WHAT NEEDS TO BE DONE:
Would you restate all the data that follows, word for word?

___

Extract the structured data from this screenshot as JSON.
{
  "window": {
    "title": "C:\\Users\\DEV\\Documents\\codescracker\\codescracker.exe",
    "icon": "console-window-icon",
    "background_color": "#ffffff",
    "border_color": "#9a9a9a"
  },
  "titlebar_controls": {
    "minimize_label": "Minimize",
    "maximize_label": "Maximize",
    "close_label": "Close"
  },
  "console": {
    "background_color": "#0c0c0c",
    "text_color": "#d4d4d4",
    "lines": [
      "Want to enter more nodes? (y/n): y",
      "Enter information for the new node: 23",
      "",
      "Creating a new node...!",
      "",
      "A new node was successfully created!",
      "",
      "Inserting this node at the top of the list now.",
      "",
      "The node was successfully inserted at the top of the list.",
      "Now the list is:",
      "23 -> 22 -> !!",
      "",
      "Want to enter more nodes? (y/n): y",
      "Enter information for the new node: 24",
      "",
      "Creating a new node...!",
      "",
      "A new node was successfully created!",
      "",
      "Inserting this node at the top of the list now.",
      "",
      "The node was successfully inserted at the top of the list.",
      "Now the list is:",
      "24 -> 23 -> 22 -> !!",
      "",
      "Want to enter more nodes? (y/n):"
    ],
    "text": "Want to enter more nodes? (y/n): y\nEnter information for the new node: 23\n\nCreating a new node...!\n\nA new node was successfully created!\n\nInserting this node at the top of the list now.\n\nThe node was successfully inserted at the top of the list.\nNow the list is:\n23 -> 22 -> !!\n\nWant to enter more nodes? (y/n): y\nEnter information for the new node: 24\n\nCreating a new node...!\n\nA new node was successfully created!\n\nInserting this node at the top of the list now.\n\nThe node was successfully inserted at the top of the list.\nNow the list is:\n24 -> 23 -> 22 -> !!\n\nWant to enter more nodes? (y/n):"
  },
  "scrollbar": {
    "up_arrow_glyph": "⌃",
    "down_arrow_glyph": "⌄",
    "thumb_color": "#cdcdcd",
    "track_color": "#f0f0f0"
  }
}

___

COMPLETE RESPONSE:
Extract the structured data from this screenshot as JSON.
{
  "window": {
    "title": "C:\\Users\\DEV\\Documents\\codescracker\\codescracker.exe",
    "icon": "console-window-icon",
    "background_color": "#ffffff",
    "border_color": "#9a9a9a"
  },
  "titlebar_controls": {
    "minimize_label": "Minimize",
    "maximize_label": "Maximize",
    "close_label": "Close"
  },
  "console": {
    "background_color": "#0c0c0c",
    "text_color": "#d4d4d4",
    "lines": [
      "Want to enter more nodes? (y/n): y",
      "Enter information for the new node: 23",
      "",
      "Creating a new node...!",
      "",
      "A new node was successfully created!",
      "",
      "Inserting this node at the top of the list now.",
      "",
      "The node was successfully inserted at the top of the list.",
      "Now the list is:",
      "23 -> 22 -> !!",
      "",
      "Want to enter more nodes? (y/n): y",
      "Enter information for the new node: 24",
      "",
      "Creating a new node...!",
      "",
      "A new node was successfully created!",
      "",
      "Inserting this node at the top of the list now.",
      "",
      "The node was successfully inserted at the top of the list.",
      "Now the list is:",
      "24 -> 23 -> 22 -> !!",
      "",
      "Want to enter more nodes? (y/n):"
    ],
    "text": "Want to enter more nodes? (y/n): y\nEnter information for the new node: 23\n\nCreating a new node...!\n\nA new node was successfully created!\n\nInserting this node at the top of the list now.\n\nThe node was successfully inserted at the top of the list.\nNow the list is:\n23 -> 22 -> !!\n\nWant to enter more nodes? (y/n): y\nEnter information for the new node: 24\n\nCreating a new node...!\n\nA new node was successfully created!\n\nInserting this node at the top of the list now.\n\nThe node was successfully inserted at the top of the list.\nNow the list is:\n24 -> 23 -> 22 -> !!\n\nWant to enter more nodes? (y/n):"
  },
  "scrollbar": {
    "up_arrow_glyph": "⌃",
    "down_arrow_glyph": "⌄",
    "thumb_color": "#cdcdcd",
    "track_color": "#f0f0f0"
  }
}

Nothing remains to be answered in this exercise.